— Start PROVIDED RECORDS —

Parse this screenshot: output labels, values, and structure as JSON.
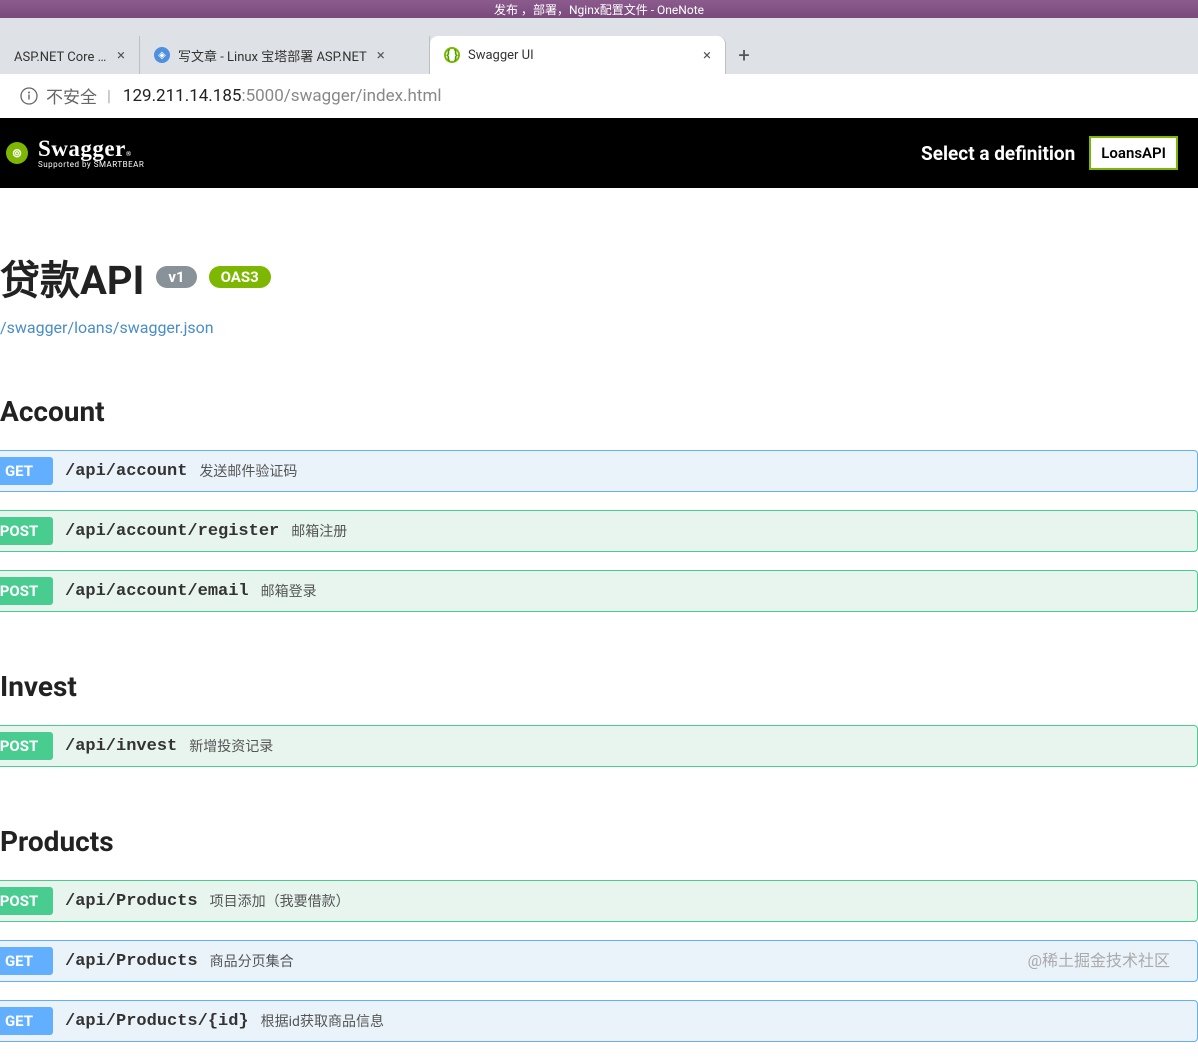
{
  "window": {
    "title": "发布 ，部署，Nginx配置文件 - OneNote"
  },
  "tabs": [
    {
      "label": "ASP.NET Core 应"
    },
    {
      "label": "写文章 - Linux 宝塔部署 ASP.NET"
    },
    {
      "label": "Swagger UI"
    }
  ],
  "newtab_glyph": "+",
  "address": {
    "insecure_label": "不安全",
    "sep": "|",
    "host": "129.211.14.185",
    "port": ":5000",
    "path": "/swagger/index.html"
  },
  "header": {
    "brand": "Swagger",
    "sub": "Supported by SMARTBEAR",
    "select_label": "Select a definition",
    "select_value": "LoansAPI"
  },
  "api": {
    "title": "贷款API",
    "version_pill": "v1",
    "oas_pill": "OAS3",
    "json_link": "/swagger/loans/swagger.json"
  },
  "sections": [
    {
      "name": "Account",
      "ops": [
        {
          "method": "GET",
          "path": "/api/account",
          "desc": "发送邮件验证码"
        },
        {
          "method": "POST",
          "path": "/api/account/register",
          "desc": "邮箱注册"
        },
        {
          "method": "POST",
          "path": "/api/account/email",
          "desc": "邮箱登录"
        }
      ]
    },
    {
      "name": "Invest",
      "ops": [
        {
          "method": "POST",
          "path": "/api/invest",
          "desc": "新增投资记录"
        }
      ]
    },
    {
      "name": "Products",
      "ops": [
        {
          "method": "POST",
          "path": "/api/Products",
          "desc": "项目添加（我要借款）"
        },
        {
          "method": "GET",
          "path": "/api/Products",
          "desc": "商品分页集合"
        },
        {
          "method": "GET",
          "path": "/api/Products/{id}",
          "desc": "根据id获取商品信息"
        }
      ]
    }
  ],
  "watermark": "@稀土掘金技术社区"
}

— End PROVIDED RECORDS —

**BRIEF**
Give every line above again exactly, with no pictures.

**REPLY**
Parse this screenshot: output labels, values, and structure as JSON.
{
  "window": {
    "title": "发布 ，部署，Nginx配置文件 - OneNote"
  },
  "tabs": [
    {
      "label": "ASP.NET Core 应"
    },
    {
      "label": "写文章 - Linux 宝塔部署 ASP.NET"
    },
    {
      "label": "Swagger UI"
    }
  ],
  "newtab_glyph": "+",
  "address": {
    "insecure_label": "不安全",
    "sep": "|",
    "host": "129.211.14.185",
    "port": ":5000",
    "path": "/swagger/index.html"
  },
  "header": {
    "brand": "Swagger",
    "sub": "Supported by SMARTBEAR",
    "select_label": "Select a definition",
    "select_value": "LoansAPI"
  },
  "api": {
    "title": "贷款API",
    "version_pill": "v1",
    "oas_pill": "OAS3",
    "json_link": "/swagger/loans/swagger.json"
  },
  "sections": [
    {
      "name": "Account",
      "ops": [
        {
          "method": "GET",
          "path": "/api/account",
          "desc": "发送邮件验证码"
        },
        {
          "method": "POST",
          "path": "/api/account/register",
          "desc": "邮箱注册"
        },
        {
          "method": "POST",
          "path": "/api/account/email",
          "desc": "邮箱登录"
        }
      ]
    },
    {
      "name": "Invest",
      "ops": [
        {
          "method": "POST",
          "path": "/api/invest",
          "desc": "新增投资记录"
        }
      ]
    },
    {
      "name": "Products",
      "ops": [
        {
          "method": "POST",
          "path": "/api/Products",
          "desc": "项目添加（我要借款）"
        },
        {
          "method": "GET",
          "path": "/api/Products",
          "desc": "商品分页集合"
        },
        {
          "method": "GET",
          "path": "/api/Products/{id}",
          "desc": "根据id获取商品信息"
        }
      ]
    }
  ],
  "watermark": "@稀土掘金技术社区"
}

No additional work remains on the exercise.